"""

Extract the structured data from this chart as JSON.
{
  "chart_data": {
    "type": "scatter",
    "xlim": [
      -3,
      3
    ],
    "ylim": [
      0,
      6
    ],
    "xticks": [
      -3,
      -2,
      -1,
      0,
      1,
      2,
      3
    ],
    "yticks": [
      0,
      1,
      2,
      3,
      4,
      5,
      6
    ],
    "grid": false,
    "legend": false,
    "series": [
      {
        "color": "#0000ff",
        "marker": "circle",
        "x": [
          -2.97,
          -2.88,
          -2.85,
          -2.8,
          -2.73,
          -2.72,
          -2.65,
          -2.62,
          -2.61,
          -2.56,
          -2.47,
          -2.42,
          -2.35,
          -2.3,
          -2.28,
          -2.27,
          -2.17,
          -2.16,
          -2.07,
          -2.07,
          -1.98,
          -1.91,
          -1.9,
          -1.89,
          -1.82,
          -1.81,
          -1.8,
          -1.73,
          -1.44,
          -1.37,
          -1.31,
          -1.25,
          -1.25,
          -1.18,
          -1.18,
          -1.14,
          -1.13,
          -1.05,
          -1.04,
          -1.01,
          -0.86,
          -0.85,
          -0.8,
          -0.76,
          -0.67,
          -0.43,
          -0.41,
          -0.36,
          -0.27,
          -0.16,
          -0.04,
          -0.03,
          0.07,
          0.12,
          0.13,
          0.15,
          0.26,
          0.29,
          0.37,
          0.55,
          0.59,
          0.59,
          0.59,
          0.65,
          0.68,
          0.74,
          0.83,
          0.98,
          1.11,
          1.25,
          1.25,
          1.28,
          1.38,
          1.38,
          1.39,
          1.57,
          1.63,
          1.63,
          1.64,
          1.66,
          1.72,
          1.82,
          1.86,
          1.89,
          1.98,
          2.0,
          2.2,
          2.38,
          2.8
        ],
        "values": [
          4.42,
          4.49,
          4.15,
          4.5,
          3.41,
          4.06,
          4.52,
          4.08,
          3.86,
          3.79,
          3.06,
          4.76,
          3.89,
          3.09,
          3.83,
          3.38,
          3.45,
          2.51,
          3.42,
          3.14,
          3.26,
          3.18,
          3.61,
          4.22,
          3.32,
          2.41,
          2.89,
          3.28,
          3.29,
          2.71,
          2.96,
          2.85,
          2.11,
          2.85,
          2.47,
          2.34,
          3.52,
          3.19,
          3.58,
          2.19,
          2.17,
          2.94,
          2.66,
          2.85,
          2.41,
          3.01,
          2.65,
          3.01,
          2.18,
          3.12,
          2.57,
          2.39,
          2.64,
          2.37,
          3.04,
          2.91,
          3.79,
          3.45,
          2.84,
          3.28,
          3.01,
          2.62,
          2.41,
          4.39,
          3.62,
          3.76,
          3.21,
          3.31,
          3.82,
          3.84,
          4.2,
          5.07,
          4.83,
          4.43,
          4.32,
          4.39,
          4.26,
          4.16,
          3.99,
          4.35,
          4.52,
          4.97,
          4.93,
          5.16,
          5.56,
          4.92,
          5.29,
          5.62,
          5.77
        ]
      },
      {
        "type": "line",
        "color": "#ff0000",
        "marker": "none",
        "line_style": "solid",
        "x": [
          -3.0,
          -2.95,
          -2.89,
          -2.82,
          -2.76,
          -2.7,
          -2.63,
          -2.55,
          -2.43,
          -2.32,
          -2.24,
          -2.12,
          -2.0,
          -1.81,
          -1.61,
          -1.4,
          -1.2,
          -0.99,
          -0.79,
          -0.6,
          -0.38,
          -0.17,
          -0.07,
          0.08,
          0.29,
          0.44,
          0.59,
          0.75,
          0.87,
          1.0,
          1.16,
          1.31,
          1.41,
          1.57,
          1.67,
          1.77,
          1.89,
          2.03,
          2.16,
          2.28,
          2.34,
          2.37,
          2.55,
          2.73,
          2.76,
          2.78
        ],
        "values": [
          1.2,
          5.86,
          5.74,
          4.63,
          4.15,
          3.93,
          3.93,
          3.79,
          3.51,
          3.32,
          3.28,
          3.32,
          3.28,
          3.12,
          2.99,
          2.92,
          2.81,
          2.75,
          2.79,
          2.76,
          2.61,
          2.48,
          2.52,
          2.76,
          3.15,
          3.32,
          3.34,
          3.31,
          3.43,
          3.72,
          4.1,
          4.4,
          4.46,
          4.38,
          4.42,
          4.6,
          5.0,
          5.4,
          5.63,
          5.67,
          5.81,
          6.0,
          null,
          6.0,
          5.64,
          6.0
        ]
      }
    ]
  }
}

"""

* **EXERCISE DIRECTIONS**: Extract all the entries word for word.

* **ANSWER TO THIS TASK**:
Extract the structured data from this chart as JSON.
{
  "chart_data": {
    "type": "scatter",
    "xlim": [
      -3,
      3
    ],
    "ylim": [
      0,
      6
    ],
    "xticks": [
      -3,
      -2,
      -1,
      0,
      1,
      2,
      3
    ],
    "yticks": [
      0,
      1,
      2,
      3,
      4,
      5,
      6
    ],
    "grid": false,
    "legend": false,
    "series": [
      {
        "color": "#0000ff",
        "marker": "circle",
        "x": [
          -2.97,
          -2.88,
          -2.85,
          -2.8,
          -2.73,
          -2.72,
          -2.65,
          -2.62,
          -2.61,
          -2.56,
          -2.47,
          -2.42,
          -2.35,
          -2.3,
          -2.28,
          -2.27,
          -2.17,
          -2.16,
          -2.07,
          -2.07,
          -1.98,
          -1.91,
          -1.9,
          -1.89,
          -1.82,
          -1.81,
          -1.8,
          -1.73,
          -1.44,
          -1.37,
          -1.31,
          -1.25,
          -1.25,
          -1.18,
          -1.18,
          -1.14,
          -1.13,
          -1.05,
          -1.04,
          -1.01,
          -0.86,
          -0.85,
          -0.8,
          -0.76,
          -0.67,
          -0.43,
          -0.41,
          -0.36,
          -0.27,
          -0.16,
          -0.04,
          -0.03,
          0.07,
          0.12,
          0.13,
          0.15,
          0.26,
          0.29,
          0.37,
          0.55,
          0.59,
          0.59,
          0.59,
          0.65,
          0.68,
          0.74,
          0.83,
          0.98,
          1.11,
          1.25,
          1.25,
          1.28,
          1.38,
          1.38,
          1.39,
          1.57,
          1.63,
          1.63,
          1.64,
          1.66,
          1.72,
          1.82,
          1.86,
          1.89,
          1.98,
          2.0,
          2.2,
          2.38,
          2.8
        ],
        "values": [
          4.42,
          4.49,
          4.15,
          4.5,
          3.41,
          4.06,
          4.52,
          4.08,
          3.86,
          3.79,
          3.06,
          4.76,
          3.89,
          3.09,
          3.83,
          3.38,
          3.45,
          2.51,
          3.42,
          3.14,
          3.26,
          3.18,
          3.61,
          4.22,
          3.32,
          2.41,
          2.89,
          3.28,
          3.29,
          2.71,
          2.96,
          2.85,
          2.11,
          2.85,
          2.47,
          2.34,
          3.52,
          3.19,
          3.58,
          2.19,
          2.17,
          2.94,
          2.66,
          2.85,
          2.41,
          3.01,
          2.65,
          3.01,
          2.18,
          3.12,
          2.57,
          2.39,
          2.64,
          2.37,
          3.04,
          2.91,
          3.79,
          3.45,
          2.84,
          3.28,
          3.01,
          2.62,
          2.41,
          4.39,
          3.62,
          3.76,
          3.21,
          3.31,
          3.82,
          3.84,
          4.2,
          5.07,
          4.83,
          4.43,
          4.32,
          4.39,
          4.26,
          4.16,
          3.99,
          4.35,
          4.52,
          4.97,
          4.93,
          5.16,
          5.56,
          4.92,
          5.29,
          5.62,
          5.77
        ]
      },
      {
        "type": "line",
        "color": "#ff0000",
        "marker": "none",
        "line_style": "solid",
        "x": [
          -3.0,
          -2.95,
          -2.89,
          -2.82,
          -2.76,
          -2.7,
          -2.63,
          -2.55,
          -2.43,
          -2.32,
          -2.24,
          -2.12,
          -2.0,
          -1.81,
          -1.61,
          -1.4,
          -1.2,
          -0.99,
          -0.79,
          -0.6,
          -0.38,
          -0.17,
          -0.07,
          0.08,
          0.29,
          0.44,
          0.59,
          0.75,
          0.87,
          1.0,
          1.16,
          1.31,
          1.41,
          1.57,
          1.67,
          1.77,
          1.89,
          2.03,
          2.16,
          2.28,
          2.34,
          2.37,
          2.55,
          2.73,
          2.76,
          2.78
        ],
        "values": [
          1.2,
          5.86,
          5.74,
          4.63,
          4.15,
          3.93,
          3.93,
          3.79,
          3.51,
          3.32,
          3.28,
          3.32,
          3.28,
          3.12,
          2.99,
          2.92,
          2.81,
          2.75,
          2.79,
          2.76,
          2.61,
          2.48,
          2.52,
          2.76,
          3.15,
          3.32,
          3.34,
          3.31,
          3.43,
          3.72,
          4.1,
          4.4,
          4.46,
          4.38,
          4.42,
          4.6,
          5.0,
          5.4,
          5.63,
          5.67,
          5.81,
          6.0,
          null,
          6.0,
          5.64,
          6.0
        ]
      }
    ]
  }
}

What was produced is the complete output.